## Records
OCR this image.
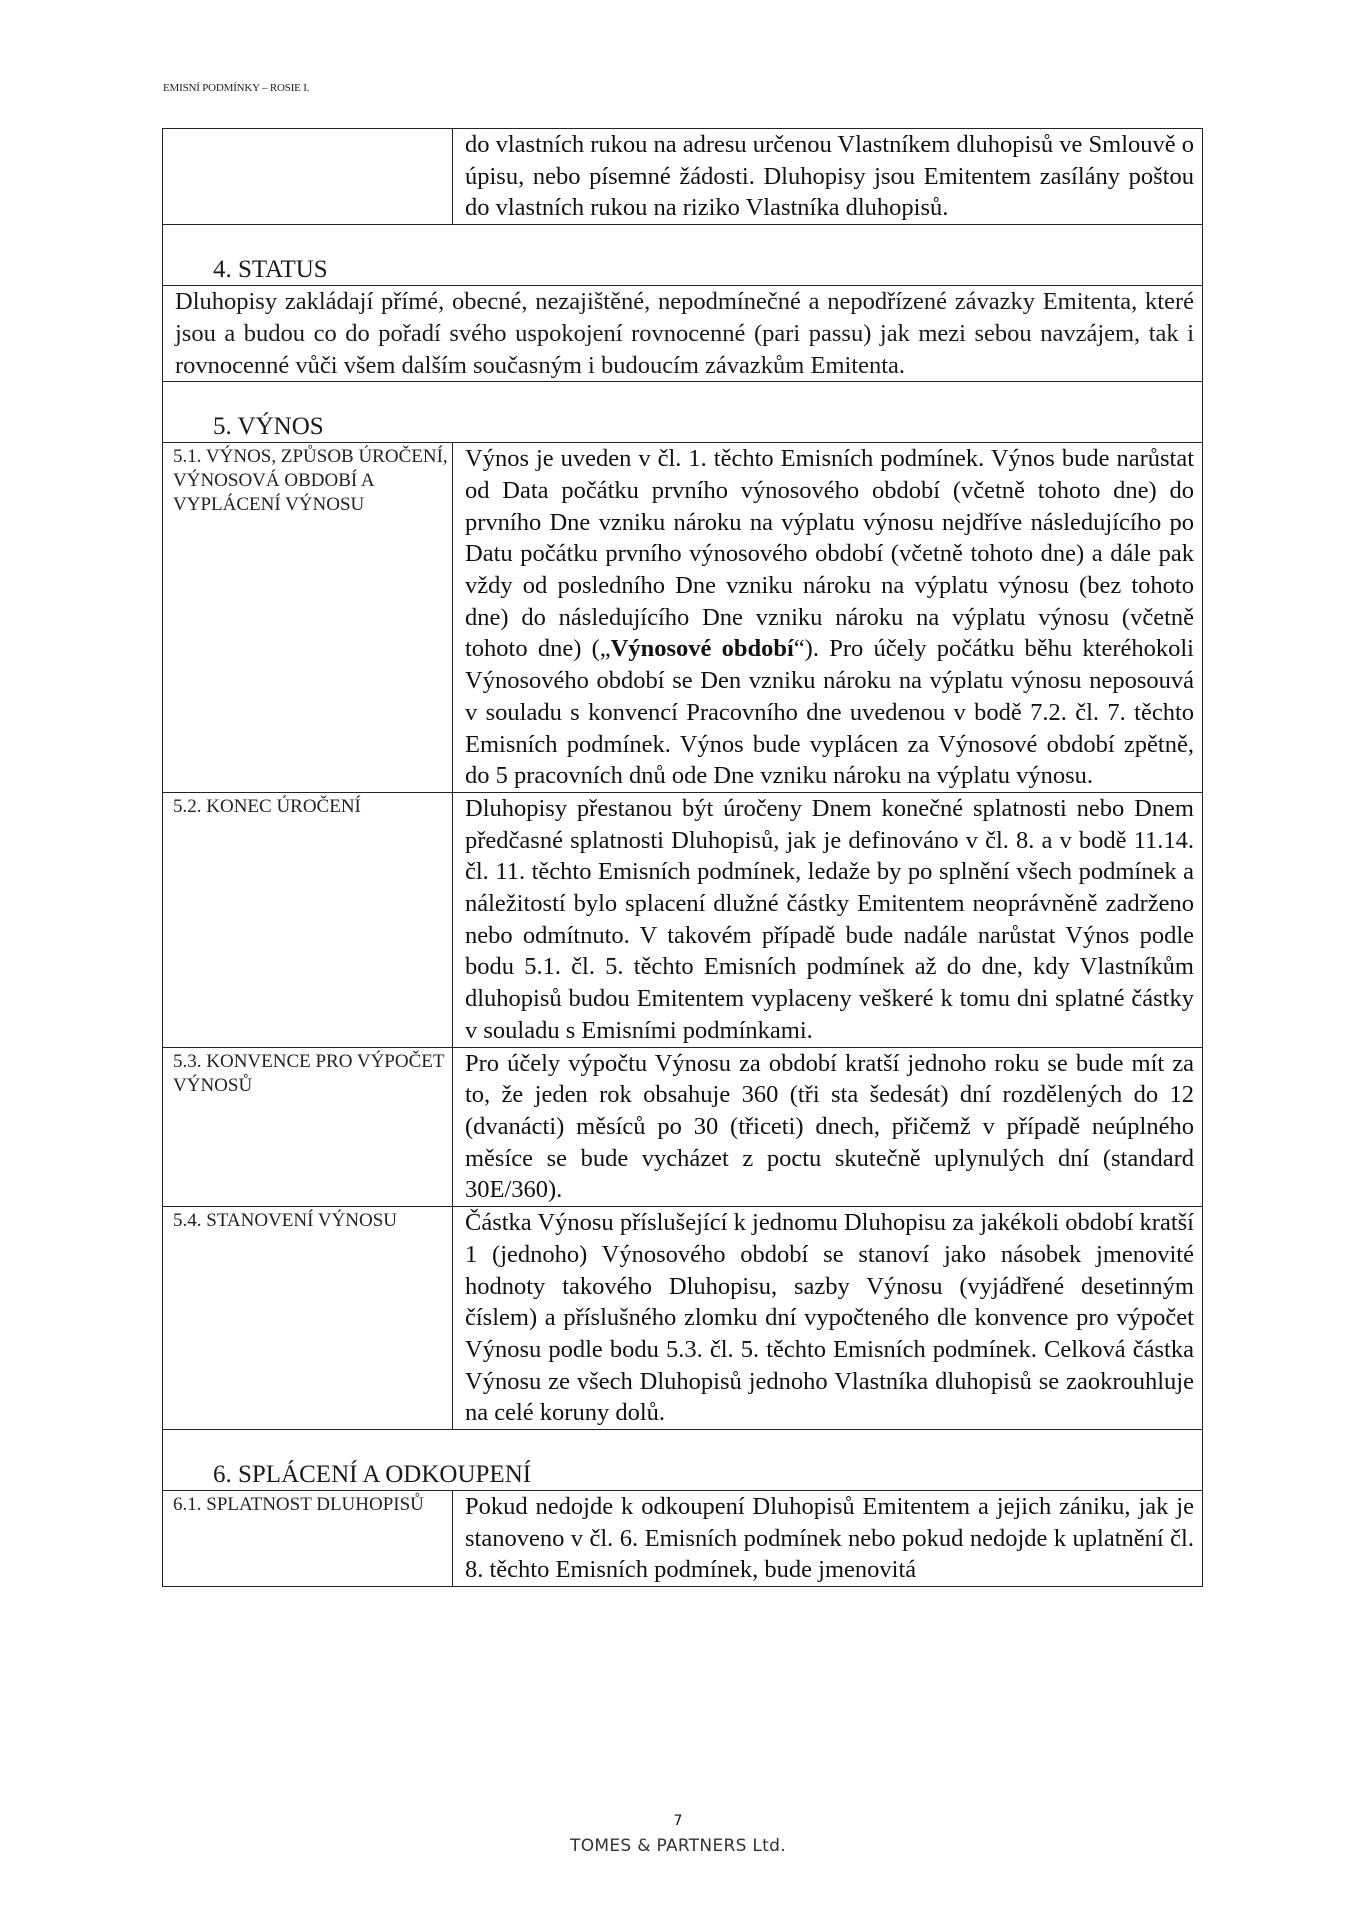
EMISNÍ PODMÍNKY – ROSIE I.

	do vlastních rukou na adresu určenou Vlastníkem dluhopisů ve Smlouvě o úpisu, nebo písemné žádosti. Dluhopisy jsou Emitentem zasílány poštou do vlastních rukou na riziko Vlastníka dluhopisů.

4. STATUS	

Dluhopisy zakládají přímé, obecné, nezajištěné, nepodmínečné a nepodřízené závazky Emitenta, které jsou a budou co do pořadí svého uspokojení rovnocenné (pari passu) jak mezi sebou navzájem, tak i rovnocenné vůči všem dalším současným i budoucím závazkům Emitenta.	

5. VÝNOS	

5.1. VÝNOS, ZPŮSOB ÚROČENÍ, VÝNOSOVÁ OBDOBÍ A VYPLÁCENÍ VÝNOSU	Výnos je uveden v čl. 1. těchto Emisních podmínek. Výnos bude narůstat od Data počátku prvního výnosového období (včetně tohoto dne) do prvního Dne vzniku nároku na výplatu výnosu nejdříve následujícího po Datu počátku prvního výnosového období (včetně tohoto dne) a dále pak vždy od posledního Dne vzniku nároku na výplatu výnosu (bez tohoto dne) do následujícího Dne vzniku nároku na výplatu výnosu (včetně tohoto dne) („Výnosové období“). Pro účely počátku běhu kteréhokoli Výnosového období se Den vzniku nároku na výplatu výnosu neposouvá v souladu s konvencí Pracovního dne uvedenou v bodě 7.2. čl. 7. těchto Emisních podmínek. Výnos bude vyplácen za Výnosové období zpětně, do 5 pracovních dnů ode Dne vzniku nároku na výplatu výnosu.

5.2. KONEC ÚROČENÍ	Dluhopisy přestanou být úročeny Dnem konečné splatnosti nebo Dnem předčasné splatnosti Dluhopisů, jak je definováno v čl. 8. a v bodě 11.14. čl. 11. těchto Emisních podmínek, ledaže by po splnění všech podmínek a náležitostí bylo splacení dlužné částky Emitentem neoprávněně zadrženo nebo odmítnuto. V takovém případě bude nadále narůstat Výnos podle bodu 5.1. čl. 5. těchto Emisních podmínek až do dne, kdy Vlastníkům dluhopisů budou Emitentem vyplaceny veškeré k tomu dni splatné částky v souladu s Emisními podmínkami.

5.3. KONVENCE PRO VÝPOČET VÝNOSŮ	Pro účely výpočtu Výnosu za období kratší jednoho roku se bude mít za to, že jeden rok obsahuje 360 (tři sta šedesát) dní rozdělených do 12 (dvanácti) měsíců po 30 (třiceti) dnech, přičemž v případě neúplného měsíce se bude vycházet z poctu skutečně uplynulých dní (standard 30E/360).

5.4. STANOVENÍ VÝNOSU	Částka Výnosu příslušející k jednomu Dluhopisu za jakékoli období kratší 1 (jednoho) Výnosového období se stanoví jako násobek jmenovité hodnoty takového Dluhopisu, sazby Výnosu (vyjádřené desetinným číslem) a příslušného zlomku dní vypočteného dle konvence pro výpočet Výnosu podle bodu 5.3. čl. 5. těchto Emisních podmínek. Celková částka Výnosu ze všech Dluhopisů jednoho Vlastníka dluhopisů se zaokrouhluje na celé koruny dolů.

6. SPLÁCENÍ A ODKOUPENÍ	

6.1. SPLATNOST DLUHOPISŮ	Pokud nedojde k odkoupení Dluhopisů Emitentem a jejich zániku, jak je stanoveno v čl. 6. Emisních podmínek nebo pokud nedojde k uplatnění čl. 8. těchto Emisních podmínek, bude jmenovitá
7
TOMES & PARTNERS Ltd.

==

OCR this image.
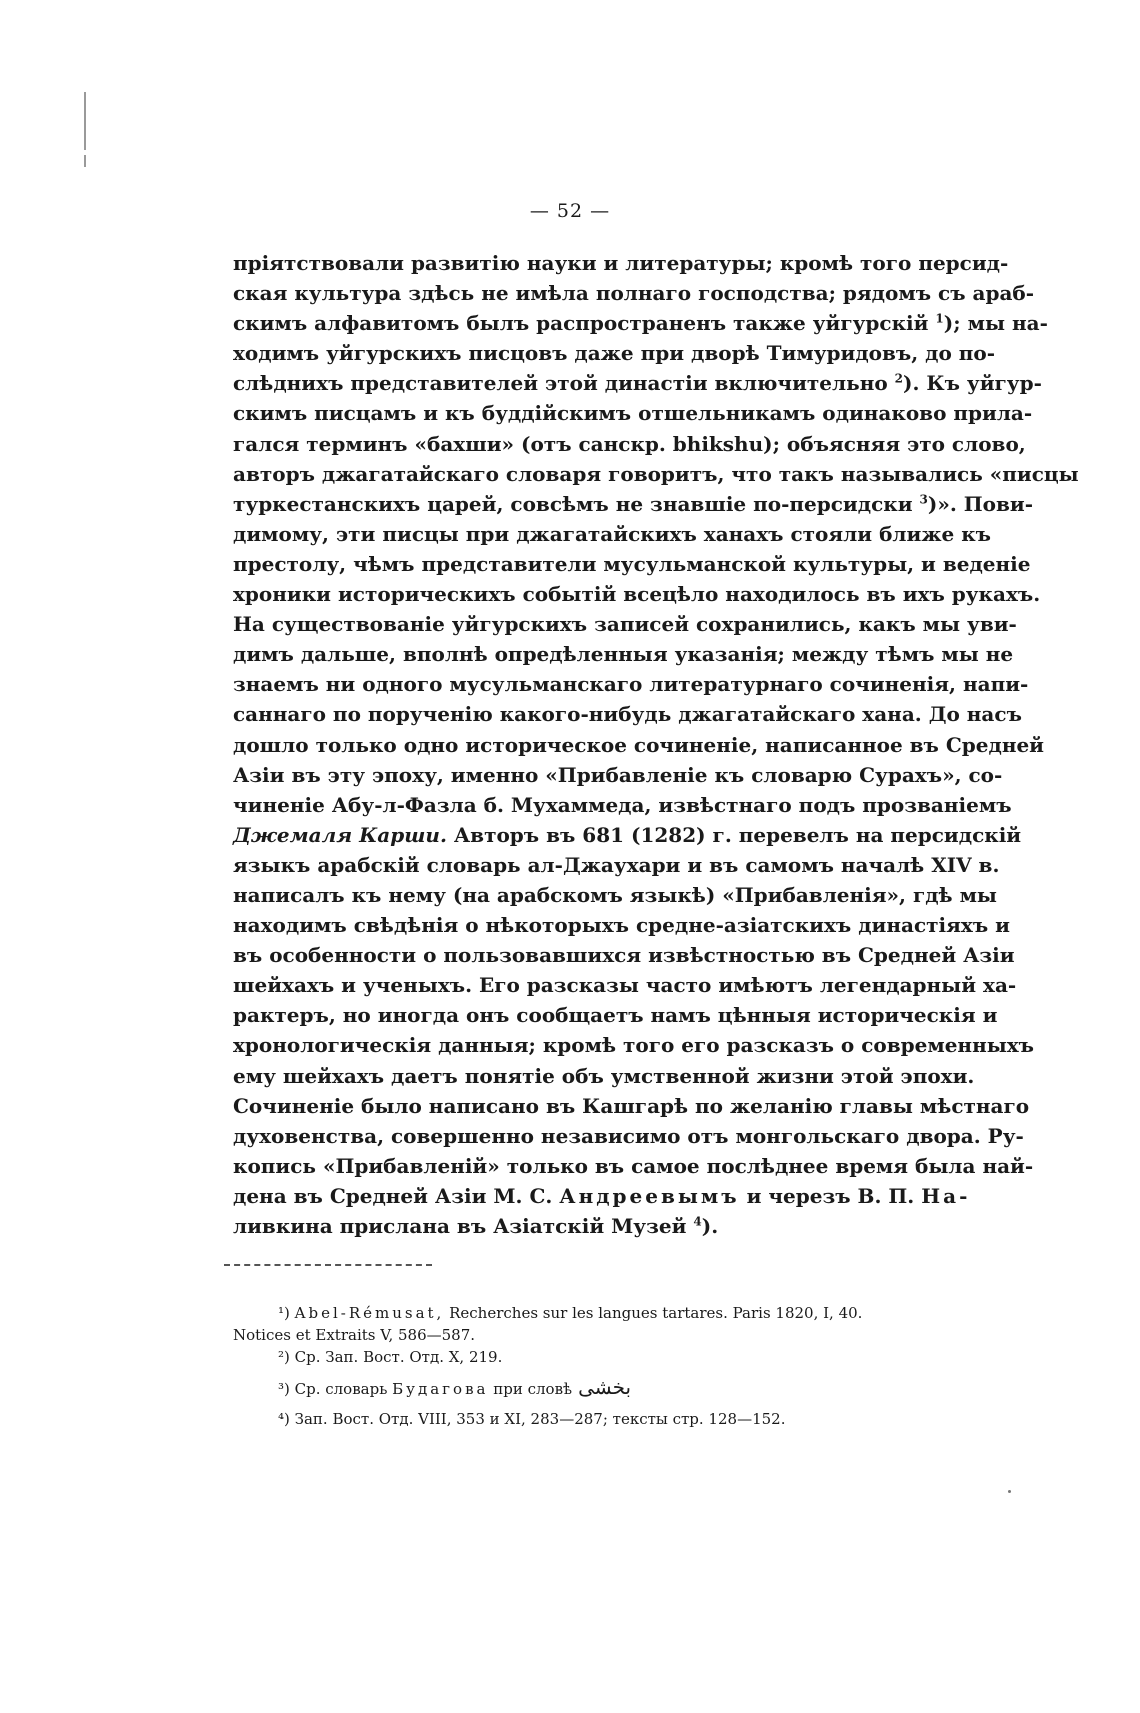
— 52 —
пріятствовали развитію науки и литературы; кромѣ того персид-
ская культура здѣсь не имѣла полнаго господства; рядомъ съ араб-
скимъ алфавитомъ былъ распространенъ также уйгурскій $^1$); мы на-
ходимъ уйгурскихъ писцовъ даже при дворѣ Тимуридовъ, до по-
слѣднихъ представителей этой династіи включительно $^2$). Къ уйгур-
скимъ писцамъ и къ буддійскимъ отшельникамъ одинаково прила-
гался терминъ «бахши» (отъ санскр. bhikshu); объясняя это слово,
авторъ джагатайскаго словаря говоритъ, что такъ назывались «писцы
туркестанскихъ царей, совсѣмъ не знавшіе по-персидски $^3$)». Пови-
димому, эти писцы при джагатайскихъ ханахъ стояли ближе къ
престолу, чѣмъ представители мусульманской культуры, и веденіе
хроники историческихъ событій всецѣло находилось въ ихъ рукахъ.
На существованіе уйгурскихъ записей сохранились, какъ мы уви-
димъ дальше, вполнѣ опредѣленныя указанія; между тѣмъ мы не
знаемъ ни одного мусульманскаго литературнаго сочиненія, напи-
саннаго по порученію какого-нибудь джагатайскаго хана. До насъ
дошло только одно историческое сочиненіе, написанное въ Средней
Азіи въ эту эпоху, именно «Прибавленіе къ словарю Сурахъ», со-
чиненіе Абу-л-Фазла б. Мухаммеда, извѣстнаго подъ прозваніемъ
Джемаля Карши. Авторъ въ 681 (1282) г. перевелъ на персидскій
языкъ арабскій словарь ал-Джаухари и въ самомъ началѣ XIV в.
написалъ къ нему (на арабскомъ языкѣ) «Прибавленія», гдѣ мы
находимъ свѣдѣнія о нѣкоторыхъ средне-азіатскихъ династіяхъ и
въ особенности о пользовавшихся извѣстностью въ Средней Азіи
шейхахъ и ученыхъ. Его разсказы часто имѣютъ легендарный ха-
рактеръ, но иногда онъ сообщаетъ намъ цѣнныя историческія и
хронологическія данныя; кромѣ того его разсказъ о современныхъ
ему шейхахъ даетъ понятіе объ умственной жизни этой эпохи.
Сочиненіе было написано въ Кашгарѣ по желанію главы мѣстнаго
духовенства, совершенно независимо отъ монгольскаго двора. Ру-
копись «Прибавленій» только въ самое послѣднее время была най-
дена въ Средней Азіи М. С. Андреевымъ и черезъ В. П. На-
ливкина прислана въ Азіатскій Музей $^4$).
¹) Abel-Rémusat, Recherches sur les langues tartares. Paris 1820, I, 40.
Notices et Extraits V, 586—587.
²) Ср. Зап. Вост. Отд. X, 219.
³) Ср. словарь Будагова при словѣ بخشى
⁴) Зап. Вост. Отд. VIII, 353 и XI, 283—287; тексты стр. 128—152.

## What is expected
Go through the data and count each line that has the word "шейхахъ", then give the total alone.

## Solution for this exercise
2